**Task objective**
Find every line in the records that holds the string "Papelaria". Copy each one.

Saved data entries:
>> BEGIN
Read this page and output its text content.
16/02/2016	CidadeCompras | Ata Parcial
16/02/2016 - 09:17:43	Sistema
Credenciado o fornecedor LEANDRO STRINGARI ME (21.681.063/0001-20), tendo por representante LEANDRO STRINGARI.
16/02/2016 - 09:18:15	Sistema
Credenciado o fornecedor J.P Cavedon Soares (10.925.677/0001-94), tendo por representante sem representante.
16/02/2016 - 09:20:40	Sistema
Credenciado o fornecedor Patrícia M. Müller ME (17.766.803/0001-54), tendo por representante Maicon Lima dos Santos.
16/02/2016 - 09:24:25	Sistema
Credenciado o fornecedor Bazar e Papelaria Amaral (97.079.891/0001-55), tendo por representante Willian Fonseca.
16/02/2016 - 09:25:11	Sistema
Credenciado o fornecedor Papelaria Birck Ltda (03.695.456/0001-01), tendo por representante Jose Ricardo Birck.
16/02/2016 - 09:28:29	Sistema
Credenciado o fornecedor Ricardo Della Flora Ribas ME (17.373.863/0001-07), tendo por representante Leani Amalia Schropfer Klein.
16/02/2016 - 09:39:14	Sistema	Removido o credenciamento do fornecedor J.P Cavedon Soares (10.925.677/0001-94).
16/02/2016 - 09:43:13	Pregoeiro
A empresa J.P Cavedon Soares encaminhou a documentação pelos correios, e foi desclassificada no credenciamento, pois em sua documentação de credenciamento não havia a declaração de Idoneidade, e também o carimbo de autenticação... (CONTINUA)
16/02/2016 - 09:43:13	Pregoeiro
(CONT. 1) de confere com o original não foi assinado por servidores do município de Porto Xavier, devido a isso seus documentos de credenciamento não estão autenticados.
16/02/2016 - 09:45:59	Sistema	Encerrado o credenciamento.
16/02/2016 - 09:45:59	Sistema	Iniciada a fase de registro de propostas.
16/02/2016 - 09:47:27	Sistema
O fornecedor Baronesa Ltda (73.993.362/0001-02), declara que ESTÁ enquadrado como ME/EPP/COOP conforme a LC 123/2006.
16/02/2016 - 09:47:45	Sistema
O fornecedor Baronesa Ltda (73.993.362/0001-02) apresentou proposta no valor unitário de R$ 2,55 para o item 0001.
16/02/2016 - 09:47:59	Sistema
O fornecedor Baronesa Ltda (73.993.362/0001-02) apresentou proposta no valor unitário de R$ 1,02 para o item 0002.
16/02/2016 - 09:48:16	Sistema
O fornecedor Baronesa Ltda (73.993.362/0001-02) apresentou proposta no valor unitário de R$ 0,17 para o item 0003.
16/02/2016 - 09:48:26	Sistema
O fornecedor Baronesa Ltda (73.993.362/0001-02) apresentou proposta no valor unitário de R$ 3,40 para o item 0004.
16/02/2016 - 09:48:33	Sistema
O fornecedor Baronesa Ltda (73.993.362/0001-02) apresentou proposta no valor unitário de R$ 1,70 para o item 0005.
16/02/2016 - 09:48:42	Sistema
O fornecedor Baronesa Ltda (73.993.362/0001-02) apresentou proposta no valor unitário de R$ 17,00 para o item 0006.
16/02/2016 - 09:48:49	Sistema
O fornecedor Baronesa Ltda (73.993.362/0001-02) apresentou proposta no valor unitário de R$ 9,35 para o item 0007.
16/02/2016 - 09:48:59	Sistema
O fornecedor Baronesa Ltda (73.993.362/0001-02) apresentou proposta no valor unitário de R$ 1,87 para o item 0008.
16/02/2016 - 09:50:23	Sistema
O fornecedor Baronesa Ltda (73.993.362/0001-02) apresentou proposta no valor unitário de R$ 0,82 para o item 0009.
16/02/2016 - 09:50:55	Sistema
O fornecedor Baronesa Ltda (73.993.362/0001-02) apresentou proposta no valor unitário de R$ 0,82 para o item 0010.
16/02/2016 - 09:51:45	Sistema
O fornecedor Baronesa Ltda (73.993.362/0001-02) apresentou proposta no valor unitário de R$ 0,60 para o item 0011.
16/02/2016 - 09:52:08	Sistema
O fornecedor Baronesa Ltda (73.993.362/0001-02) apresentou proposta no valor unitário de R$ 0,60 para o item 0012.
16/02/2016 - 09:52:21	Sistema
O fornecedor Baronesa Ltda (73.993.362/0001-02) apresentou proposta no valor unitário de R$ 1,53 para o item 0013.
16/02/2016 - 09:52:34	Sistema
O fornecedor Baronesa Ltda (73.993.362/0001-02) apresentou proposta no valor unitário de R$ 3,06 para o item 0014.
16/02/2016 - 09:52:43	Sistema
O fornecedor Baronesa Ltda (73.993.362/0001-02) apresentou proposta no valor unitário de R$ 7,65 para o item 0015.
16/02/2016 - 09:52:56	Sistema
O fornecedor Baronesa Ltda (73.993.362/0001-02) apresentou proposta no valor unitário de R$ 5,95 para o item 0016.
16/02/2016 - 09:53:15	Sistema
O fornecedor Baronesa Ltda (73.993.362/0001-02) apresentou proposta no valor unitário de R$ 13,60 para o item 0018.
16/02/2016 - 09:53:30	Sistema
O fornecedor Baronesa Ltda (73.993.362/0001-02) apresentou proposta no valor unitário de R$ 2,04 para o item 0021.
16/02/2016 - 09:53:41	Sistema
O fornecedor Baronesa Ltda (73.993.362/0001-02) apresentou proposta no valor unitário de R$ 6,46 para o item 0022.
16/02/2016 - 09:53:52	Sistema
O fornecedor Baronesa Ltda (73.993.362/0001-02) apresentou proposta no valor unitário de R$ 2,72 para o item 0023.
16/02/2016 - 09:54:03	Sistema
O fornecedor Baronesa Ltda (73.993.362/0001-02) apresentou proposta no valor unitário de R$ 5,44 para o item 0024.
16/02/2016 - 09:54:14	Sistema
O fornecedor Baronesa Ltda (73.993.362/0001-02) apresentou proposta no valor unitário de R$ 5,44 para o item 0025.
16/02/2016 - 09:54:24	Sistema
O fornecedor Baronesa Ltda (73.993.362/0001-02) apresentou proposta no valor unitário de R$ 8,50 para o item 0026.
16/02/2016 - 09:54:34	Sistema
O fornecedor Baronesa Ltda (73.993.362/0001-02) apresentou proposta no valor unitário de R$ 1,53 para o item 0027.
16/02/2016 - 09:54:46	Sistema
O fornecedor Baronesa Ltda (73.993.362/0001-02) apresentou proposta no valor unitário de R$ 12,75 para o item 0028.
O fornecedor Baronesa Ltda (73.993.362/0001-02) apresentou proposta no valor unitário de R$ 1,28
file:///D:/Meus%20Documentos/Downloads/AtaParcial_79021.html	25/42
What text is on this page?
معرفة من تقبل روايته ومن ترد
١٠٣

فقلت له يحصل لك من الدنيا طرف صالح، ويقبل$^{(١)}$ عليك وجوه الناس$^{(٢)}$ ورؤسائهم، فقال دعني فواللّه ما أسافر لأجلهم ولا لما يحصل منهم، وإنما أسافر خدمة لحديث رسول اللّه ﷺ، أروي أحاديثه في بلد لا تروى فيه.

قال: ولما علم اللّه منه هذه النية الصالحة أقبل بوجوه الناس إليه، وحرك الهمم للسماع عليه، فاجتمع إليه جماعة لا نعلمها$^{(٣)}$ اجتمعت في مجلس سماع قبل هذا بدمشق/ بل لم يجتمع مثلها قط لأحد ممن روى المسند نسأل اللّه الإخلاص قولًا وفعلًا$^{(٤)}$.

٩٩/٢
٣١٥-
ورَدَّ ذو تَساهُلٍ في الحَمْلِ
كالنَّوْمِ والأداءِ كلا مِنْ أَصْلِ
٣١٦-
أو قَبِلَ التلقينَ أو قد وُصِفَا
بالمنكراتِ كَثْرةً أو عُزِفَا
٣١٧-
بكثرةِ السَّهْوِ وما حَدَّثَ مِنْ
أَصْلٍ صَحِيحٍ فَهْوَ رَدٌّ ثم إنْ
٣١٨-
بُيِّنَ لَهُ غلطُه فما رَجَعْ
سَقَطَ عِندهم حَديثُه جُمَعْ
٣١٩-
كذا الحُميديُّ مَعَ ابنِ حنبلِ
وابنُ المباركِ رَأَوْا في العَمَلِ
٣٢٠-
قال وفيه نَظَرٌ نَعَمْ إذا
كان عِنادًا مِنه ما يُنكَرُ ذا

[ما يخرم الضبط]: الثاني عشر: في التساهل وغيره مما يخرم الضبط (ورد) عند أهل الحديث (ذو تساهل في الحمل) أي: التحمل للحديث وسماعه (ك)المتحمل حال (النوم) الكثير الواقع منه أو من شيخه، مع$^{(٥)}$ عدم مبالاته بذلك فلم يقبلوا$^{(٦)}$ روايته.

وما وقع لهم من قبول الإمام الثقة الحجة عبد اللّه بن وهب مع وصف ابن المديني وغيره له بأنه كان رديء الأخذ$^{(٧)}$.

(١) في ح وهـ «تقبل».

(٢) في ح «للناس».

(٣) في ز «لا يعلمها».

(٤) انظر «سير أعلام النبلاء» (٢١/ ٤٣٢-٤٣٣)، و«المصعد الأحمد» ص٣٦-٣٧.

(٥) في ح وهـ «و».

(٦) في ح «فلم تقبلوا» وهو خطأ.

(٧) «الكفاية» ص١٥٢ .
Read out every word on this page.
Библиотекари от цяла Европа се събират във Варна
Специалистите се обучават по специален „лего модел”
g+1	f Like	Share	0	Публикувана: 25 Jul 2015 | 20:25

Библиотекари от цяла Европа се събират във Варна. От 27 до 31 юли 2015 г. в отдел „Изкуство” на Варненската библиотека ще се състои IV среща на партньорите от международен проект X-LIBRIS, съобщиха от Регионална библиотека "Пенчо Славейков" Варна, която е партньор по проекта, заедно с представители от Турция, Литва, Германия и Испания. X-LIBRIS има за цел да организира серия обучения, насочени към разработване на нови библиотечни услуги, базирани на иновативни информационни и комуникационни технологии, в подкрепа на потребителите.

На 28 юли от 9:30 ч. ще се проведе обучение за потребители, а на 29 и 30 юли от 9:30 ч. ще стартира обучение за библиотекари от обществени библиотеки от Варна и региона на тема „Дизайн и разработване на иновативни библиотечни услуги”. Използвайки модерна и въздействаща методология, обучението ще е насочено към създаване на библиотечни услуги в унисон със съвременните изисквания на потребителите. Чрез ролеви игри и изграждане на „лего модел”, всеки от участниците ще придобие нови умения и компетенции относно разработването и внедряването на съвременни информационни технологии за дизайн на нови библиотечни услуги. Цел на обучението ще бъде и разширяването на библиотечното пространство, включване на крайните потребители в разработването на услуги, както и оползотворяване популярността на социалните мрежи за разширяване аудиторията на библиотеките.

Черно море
>> END
**Complete response**
Credenciado o fornecedor Bazar e Papelaria Amaral (97.079.891/0001-55), tendo por representante Willian Fonseca.
Credenciado o fornecedor Papelaria Birck Ltda (03.695.456/0001-01), tendo por representante Jose Ricardo Birck.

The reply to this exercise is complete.